> **Task**
Write out the whole listing, matching it exactly.

======

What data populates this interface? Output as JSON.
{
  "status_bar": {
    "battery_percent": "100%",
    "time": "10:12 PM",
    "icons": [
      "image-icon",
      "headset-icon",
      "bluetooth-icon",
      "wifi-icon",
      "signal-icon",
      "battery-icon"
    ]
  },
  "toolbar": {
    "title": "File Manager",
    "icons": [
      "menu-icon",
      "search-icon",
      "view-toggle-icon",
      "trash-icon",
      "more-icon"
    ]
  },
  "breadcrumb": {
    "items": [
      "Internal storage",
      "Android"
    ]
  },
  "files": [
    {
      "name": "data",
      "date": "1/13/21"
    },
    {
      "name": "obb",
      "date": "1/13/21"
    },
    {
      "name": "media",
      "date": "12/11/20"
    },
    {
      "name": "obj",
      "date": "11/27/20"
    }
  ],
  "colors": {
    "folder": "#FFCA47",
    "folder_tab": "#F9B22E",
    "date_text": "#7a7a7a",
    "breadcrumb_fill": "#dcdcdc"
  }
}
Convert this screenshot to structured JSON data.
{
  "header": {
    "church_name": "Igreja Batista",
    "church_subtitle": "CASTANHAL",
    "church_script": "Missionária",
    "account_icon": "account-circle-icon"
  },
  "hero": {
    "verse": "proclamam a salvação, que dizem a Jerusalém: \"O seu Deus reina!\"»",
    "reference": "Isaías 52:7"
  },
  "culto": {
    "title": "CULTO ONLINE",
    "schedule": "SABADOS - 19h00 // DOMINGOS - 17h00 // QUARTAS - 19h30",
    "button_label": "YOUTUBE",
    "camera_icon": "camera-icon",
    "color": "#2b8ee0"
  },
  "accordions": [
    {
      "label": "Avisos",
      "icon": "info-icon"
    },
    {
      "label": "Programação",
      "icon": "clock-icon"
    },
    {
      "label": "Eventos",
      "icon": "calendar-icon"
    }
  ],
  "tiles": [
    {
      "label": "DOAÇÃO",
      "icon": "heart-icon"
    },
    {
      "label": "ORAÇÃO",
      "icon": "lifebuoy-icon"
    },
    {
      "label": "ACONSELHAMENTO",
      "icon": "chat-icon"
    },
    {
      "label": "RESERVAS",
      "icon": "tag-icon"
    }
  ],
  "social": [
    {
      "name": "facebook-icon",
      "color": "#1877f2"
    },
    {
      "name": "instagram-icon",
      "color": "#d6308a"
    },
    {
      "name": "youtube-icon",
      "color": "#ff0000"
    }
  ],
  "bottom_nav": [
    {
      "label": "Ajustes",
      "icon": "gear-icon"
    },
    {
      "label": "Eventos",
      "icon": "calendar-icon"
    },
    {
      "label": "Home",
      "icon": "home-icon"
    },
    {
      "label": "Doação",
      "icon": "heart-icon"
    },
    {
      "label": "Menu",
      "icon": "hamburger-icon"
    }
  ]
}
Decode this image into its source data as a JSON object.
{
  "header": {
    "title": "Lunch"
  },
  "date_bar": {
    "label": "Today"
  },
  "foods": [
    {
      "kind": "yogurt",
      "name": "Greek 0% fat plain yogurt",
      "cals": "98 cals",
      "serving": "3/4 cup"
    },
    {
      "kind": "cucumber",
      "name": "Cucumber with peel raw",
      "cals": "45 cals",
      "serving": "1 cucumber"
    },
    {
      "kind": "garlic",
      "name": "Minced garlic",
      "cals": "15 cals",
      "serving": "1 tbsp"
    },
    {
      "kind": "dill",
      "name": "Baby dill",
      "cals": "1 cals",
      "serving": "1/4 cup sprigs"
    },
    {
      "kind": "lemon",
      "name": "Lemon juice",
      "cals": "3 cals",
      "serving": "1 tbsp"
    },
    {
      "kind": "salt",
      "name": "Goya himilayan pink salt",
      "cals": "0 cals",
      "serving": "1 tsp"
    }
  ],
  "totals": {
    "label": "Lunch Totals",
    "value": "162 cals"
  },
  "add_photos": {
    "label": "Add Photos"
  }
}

======

> **Final result**
What data populates this interface? Output as JSON.
{
  "status_bar": {
    "battery_percent": "100%",
    "time": "10:12 PM",
    "icons": [
      "image-icon",
      "headset-icon",
      "bluetooth-icon",
      "wifi-icon",
      "signal-icon",
      "battery-icon"
    ]
  },
  "toolbar": {
    "title": "File Manager",
    "icons": [
      "menu-icon",
      "search-icon",
      "view-toggle-icon",
      "trash-icon",
      "more-icon"
    ]
  },
  "breadcrumb": {
    "items": [
      "Internal storage",
      "Android"
    ]
  },
  "files": [
    {
      "name": "data",
      "date": "1/13/21"
    },
    {
      "name": "obb",
      "date": "1/13/21"
    },
    {
      "name": "media",
      "date": "12/11/20"
    },
    {
      "name": "obj",
      "date": "11/27/20"
    }
  ],
  "colors": {
    "folder": "#FFCA47",
    "folder_tab": "#F9B22E",
    "date_text": "#7a7a7a",
    "breadcrumb_fill": "#dcdcdc"
  }
}
Convert this screenshot to structured JSON data.
{
  "header": {
    "church_name": "Igreja Batista",
    "church_subtitle": "CASTANHAL",
    "church_script": "Missionária",
    "account_icon": "account-circle-icon"
  },
  "hero": {
    "verse": "proclamam a salvação, que dizem a Jerusalém: \"O seu Deus reina!\"»",
    "reference": "Isaías 52:7"
  },
  "culto": {
    "title": "CULTO ONLINE",
    "schedule": "SABADOS - 19h00 // DOMINGOS - 17h00 // QUARTAS - 19h30",
    "button_label": "YOUTUBE",
    "camera_icon": "camera-icon",
    "color": "#2b8ee0"
  },
  "accordions": [
    {
      "label": "Avisos",
      "icon": "info-icon"
    },
    {
      "label": "Programação",
      "icon": "clock-icon"
    },
    {
      "label": "Eventos",
      "icon": "calendar-icon"
    }
  ],
  "tiles": [
    {
      "label": "DOAÇÃO",
      "icon": "heart-icon"
    },
    {
      "label": "ORAÇÃO",
      "icon": "lifebuoy-icon"
    },
    {
      "label": "ACONSELHAMENTO",
      "icon": "chat-icon"
    },
    {
      "label": "RESERVAS",
      "icon": "tag-icon"
    }
  ],
  "social": [
    {
      "name": "facebook-icon",
      "color": "#1877f2"
    },
    {
      "name": "instagram-icon",
      "color": "#d6308a"
    },
    {
      "name": "youtube-icon",
      "color": "#ff0000"
    }
  ],
  "bottom_nav": [
    {
      "label": "Ajustes",
      "icon": "gear-icon"
    },
    {
      "label": "Eventos",
      "icon": "calendar-icon"
    },
    {
      "label": "Home",
      "icon": "home-icon"
    },
    {
      "label": "Doação",
      "icon": "heart-icon"
    },
    {
      "label": "Menu",
      "icon": "hamburger-icon"
    }
  ]
}
Decode this image into its source data as a JSON object.
{
  "header": {
    "title": "Lunch"
  },
  "date_bar": {
    "label": "Today"
  },
  "foods": [
    {
      "kind": "yogurt",
      "name": "Greek 0% fat plain yogurt",
      "cals": "98 cals",
      "serving": "3/4 cup"
    },
    {
      "kind": "cucumber",
      "name": "Cucumber with peel raw",
      "cals": "45 cals",
      "serving": "1 cucumber"
    },
    {
      "kind": "garlic",
      "name": "Minced garlic",
      "cals": "15 cals",
      "serving": "1 tbsp"
    },
    {
      "kind": "dill",
      "name": "Baby dill",
      "cals": "1 cals",
      "serving": "1/4 cup sprigs"
    },
    {
      "kind": "lemon",
      "name": "Lemon juice",
      "cals": "3 cals",
      "serving": "1 tbsp"
    },
    {
      "kind": "salt",
      "name": "Goya himilayan pink salt",
      "cals": "0 cals",
      "serving": "1 tsp"
    }
  ],
  "totals": {
    "label": "Lunch Totals",
    "value": "162 cals"
  },
  "add_photos": {
    "label": "Add Photos"
  }
}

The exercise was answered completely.